--- START OF Dataset rows ---

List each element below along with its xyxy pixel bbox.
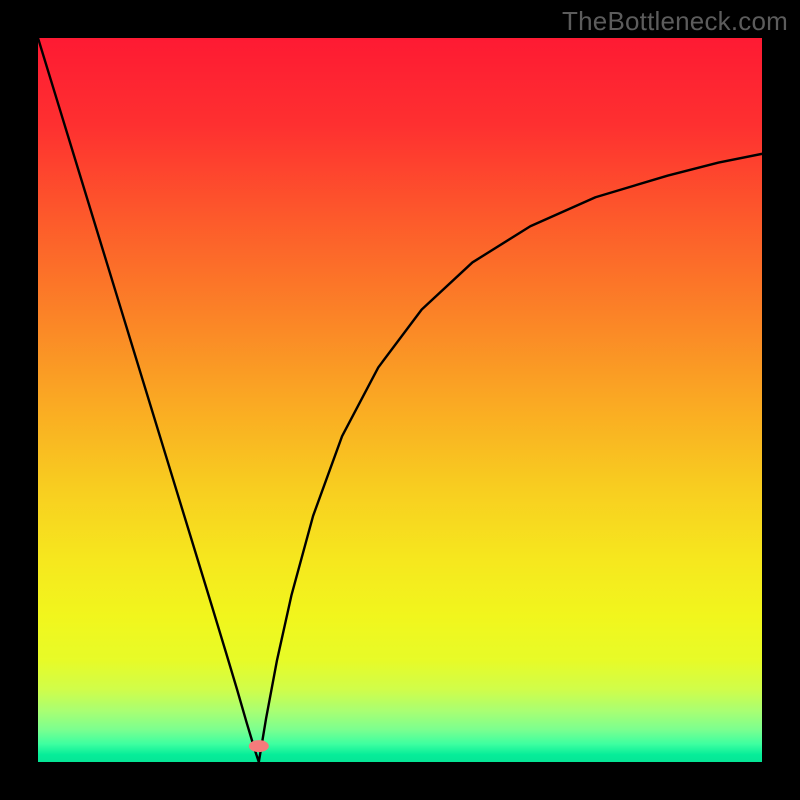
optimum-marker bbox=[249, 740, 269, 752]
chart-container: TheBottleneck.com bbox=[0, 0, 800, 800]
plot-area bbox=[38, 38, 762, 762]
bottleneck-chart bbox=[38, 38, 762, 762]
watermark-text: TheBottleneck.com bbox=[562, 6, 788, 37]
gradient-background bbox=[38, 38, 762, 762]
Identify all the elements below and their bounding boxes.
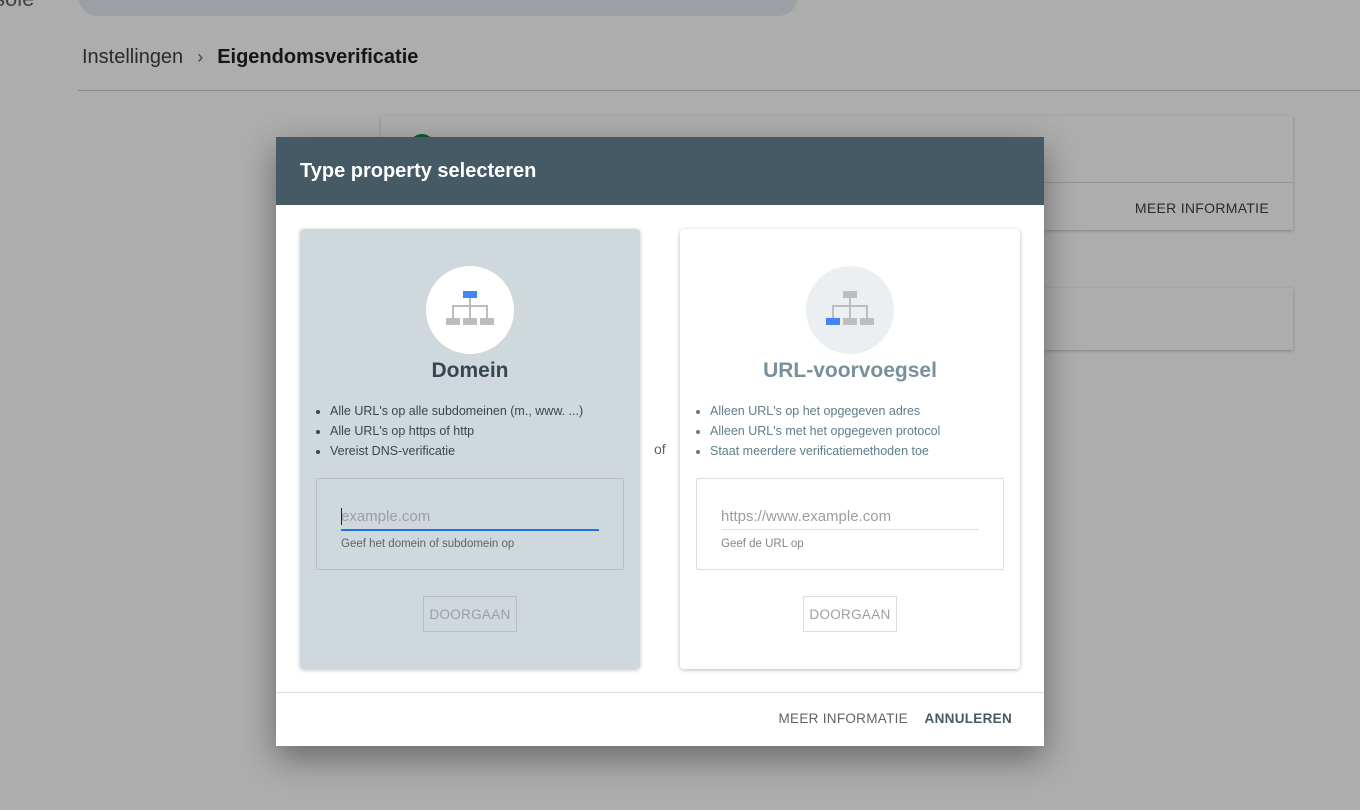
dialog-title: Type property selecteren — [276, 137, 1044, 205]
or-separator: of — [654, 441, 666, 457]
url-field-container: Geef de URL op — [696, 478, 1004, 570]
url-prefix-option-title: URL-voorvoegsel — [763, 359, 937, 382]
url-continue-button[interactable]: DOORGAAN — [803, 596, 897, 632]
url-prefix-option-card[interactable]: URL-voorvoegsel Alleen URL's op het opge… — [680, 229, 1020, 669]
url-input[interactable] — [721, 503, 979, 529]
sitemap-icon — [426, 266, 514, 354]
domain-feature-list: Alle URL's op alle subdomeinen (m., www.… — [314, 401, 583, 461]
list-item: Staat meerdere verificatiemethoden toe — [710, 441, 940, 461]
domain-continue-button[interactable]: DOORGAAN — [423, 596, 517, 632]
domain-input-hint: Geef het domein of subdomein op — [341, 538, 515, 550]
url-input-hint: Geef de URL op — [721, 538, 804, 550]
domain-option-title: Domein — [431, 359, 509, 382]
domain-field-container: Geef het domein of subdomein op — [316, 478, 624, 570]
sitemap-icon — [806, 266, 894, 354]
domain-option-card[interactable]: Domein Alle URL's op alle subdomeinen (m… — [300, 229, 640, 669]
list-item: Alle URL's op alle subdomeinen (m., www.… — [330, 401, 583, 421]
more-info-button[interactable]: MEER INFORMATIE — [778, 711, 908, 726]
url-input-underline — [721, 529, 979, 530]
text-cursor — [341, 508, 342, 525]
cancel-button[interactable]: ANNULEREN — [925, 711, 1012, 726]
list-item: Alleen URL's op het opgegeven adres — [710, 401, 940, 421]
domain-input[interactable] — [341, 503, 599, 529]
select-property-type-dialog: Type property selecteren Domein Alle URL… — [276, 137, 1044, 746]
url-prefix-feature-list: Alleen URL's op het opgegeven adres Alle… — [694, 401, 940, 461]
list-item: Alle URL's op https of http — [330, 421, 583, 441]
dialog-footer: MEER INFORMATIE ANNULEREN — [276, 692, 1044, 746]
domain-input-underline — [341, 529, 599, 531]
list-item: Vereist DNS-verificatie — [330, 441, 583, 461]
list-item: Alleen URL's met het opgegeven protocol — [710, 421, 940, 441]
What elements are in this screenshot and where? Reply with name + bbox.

--- END OF Dataset rows ---

• **Stated problem**: Copy every line above without any change, but omit the pictures from your output.

• **Correct result**:
List each element below along with its xyxy pixel bbox.
optimum-marker bbox=[249, 740, 269, 752]
chart-container: TheBottleneck.com bbox=[0, 0, 800, 800]
plot-area bbox=[38, 38, 762, 762]
bottleneck-chart bbox=[38, 38, 762, 762]
watermark-text: TheBottleneck.com bbox=[562, 6, 788, 37]
gradient-background bbox=[38, 38, 762, 762]
Identify all the elements below and their bounding boxes.
dialog-title: Type property selecteren — [276, 137, 1044, 205]
or-separator: of — [654, 441, 666, 457]
url-field-container: Geef de URL op — [696, 478, 1004, 570]
url-prefix-option-title: URL-voorvoegsel — [763, 359, 937, 382]
url-continue-button[interactable]: DOORGAAN — [803, 596, 897, 632]
url-prefix-option-card[interactable]: URL-voorvoegsel Alleen URL's op het opge… — [680, 229, 1020, 669]
url-input[interactable] — [721, 503, 979, 529]
sitemap-icon — [426, 266, 514, 354]
domain-feature-list: Alle URL's op alle subdomeinen (m., www.… — [314, 401, 583, 461]
list-item: Staat meerdere verificatiemethoden toe — [710, 441, 940, 461]
domain-continue-button[interactable]: DOORGAAN — [423, 596, 517, 632]
domain-input-hint: Geef het domein of subdomein op — [341, 538, 515, 550]
url-input-hint: Geef de URL op — [721, 538, 804, 550]
domain-option-title: Domein — [431, 359, 509, 382]
domain-field-container: Geef het domein of subdomein op — [316, 478, 624, 570]
sitemap-icon — [806, 266, 894, 354]
domain-option-card[interactable]: Domein Alle URL's op alle subdomeinen (m… — [300, 229, 640, 669]
list-item: Alle URL's op alle subdomeinen (m., www.… — [330, 401, 583, 421]
more-info-button[interactable]: MEER INFORMATIE — [778, 711, 908, 726]
url-input-underline — [721, 529, 979, 530]
text-cursor — [341, 508, 342, 525]
cancel-button[interactable]: ANNULEREN — [925, 711, 1012, 726]
list-item: Alleen URL's op het opgegeven adres — [710, 401, 940, 421]
domain-input[interactable] — [341, 503, 599, 529]
select-property-type-dialog: Type property selecteren Domein Alle URL… — [276, 137, 1044, 746]
url-prefix-feature-list: Alleen URL's op het opgegeven adres Alle… — [694, 401, 940, 461]
list-item: Alle URL's op https of http — [330, 421, 583, 441]
dialog-footer: MEER INFORMATIE ANNULEREN — [276, 692, 1044, 746]
domain-input-underline — [341, 529, 599, 531]
list-item: Vereist DNS-verificatie — [330, 441, 583, 461]
list-item: Alleen URL's met het opgegeven protocol — [710, 421, 940, 441]
What elements are in this screenshot and where? Reply with name + bbox.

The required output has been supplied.